▶ Problem description: Search the material and gather each line with "Largest" in it.

▶ Stored records:
-- BEGIN --

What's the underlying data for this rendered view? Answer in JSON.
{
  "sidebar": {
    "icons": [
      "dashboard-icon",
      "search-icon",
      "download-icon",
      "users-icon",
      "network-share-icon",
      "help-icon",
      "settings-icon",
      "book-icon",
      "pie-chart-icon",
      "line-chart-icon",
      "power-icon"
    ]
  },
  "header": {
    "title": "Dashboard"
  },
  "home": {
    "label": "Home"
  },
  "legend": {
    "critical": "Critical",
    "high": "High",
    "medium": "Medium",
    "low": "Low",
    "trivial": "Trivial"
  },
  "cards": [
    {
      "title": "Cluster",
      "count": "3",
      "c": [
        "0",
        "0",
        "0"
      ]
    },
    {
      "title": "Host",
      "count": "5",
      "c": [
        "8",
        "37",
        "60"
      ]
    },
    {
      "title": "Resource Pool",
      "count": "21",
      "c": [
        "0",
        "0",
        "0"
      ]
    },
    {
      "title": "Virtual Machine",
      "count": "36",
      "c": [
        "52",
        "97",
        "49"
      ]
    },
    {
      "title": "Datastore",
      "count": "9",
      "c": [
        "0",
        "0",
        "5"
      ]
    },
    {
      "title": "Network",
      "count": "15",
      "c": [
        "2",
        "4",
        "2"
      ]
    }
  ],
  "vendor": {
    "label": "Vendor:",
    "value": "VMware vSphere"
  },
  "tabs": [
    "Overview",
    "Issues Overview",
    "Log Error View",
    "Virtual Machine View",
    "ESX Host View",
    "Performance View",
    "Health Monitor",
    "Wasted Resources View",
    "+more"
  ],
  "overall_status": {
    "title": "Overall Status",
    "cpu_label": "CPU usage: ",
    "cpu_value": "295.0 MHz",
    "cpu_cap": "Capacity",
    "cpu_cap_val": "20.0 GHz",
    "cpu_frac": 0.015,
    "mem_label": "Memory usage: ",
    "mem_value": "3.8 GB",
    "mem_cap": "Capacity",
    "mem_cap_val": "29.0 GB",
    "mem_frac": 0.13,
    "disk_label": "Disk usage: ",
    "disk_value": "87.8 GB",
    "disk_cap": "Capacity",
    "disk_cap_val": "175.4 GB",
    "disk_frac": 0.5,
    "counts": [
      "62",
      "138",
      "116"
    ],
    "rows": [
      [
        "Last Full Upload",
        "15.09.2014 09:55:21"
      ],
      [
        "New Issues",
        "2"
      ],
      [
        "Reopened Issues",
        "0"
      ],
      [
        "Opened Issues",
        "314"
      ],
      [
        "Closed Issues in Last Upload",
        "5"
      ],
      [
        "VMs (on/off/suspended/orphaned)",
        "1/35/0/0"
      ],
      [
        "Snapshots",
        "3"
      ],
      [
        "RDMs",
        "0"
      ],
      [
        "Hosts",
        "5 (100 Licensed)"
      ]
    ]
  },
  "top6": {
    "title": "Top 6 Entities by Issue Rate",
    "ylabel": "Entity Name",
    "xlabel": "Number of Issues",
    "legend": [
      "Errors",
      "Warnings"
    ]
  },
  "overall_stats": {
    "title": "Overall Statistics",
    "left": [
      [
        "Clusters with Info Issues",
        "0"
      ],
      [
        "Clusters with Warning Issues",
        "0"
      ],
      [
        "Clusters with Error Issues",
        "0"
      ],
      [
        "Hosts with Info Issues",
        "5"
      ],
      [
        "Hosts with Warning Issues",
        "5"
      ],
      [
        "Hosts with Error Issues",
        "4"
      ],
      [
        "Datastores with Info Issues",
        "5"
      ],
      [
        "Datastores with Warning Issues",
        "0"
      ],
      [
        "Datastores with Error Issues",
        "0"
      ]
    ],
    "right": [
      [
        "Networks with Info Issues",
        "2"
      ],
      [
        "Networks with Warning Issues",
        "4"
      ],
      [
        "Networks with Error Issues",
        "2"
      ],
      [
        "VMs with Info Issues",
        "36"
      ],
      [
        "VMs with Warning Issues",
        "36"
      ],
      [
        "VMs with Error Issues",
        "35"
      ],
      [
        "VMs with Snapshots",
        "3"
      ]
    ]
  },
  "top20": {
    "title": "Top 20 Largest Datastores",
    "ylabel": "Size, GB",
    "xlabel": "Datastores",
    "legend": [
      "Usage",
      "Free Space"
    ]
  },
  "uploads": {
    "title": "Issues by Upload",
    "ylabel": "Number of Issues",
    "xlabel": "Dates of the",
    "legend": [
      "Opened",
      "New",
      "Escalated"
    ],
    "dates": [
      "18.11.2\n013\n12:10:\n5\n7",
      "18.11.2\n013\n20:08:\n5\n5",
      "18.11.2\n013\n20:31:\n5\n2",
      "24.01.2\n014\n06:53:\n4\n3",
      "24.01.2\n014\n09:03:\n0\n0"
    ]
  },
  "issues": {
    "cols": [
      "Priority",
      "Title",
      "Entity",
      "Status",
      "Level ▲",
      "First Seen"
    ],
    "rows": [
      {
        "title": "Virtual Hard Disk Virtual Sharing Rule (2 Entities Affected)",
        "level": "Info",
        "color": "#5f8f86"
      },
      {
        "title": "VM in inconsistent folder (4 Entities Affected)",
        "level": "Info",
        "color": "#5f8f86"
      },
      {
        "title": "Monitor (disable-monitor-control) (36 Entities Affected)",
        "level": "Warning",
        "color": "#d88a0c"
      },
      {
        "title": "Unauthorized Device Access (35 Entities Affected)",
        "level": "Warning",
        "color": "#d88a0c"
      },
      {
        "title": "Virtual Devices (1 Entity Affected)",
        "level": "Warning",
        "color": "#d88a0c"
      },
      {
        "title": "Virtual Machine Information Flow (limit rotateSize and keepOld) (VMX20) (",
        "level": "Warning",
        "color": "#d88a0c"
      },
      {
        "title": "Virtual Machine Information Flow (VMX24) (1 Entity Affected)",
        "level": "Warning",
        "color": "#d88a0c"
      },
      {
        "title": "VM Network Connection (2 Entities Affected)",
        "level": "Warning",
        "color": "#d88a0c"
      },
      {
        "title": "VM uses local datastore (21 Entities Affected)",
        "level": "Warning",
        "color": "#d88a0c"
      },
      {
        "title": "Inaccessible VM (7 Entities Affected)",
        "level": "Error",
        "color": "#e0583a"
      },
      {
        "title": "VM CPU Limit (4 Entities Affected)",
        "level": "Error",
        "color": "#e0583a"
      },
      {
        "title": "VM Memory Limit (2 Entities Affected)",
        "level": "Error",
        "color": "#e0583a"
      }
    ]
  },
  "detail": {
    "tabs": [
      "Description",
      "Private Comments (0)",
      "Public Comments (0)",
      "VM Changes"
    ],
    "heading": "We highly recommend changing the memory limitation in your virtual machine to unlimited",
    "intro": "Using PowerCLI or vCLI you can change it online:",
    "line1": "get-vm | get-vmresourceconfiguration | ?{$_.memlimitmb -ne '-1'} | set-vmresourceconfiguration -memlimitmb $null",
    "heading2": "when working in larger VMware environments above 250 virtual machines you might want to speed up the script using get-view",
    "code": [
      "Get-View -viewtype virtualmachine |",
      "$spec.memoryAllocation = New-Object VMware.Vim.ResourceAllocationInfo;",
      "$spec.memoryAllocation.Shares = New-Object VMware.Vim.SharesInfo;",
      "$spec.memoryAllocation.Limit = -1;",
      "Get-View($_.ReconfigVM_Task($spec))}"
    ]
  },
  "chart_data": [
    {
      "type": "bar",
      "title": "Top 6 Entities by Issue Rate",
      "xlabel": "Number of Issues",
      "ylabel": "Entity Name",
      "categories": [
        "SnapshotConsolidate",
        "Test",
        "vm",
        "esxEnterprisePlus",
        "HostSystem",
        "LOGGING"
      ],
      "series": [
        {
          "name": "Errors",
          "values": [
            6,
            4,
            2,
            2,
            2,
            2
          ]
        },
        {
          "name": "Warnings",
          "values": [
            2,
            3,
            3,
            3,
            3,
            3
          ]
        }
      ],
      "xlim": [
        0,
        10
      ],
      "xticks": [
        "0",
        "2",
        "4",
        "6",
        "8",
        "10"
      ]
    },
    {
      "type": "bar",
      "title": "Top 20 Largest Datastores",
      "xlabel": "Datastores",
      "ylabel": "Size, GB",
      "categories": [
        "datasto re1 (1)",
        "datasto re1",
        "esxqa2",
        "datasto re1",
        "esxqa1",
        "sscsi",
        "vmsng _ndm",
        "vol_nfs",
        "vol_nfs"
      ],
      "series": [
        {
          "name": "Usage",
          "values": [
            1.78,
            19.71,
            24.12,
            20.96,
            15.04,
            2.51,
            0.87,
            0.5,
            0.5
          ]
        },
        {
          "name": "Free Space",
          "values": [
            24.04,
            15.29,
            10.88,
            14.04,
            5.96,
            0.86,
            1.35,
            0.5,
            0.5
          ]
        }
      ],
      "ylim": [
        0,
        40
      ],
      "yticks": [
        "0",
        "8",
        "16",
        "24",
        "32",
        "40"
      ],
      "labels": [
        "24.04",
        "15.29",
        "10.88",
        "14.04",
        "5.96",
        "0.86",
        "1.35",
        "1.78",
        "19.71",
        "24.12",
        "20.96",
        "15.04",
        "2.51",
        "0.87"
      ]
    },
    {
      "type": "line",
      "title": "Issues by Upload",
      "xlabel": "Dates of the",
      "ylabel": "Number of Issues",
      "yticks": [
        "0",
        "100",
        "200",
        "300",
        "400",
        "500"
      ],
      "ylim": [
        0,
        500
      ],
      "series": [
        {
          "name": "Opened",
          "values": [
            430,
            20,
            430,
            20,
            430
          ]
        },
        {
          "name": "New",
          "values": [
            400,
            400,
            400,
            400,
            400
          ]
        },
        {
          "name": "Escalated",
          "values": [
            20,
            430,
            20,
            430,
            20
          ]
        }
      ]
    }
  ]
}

-- END --

▶ Written answer:
    "title": "Top 20 Largest Datastores",
      "title": "Top 20 Largest Datastores",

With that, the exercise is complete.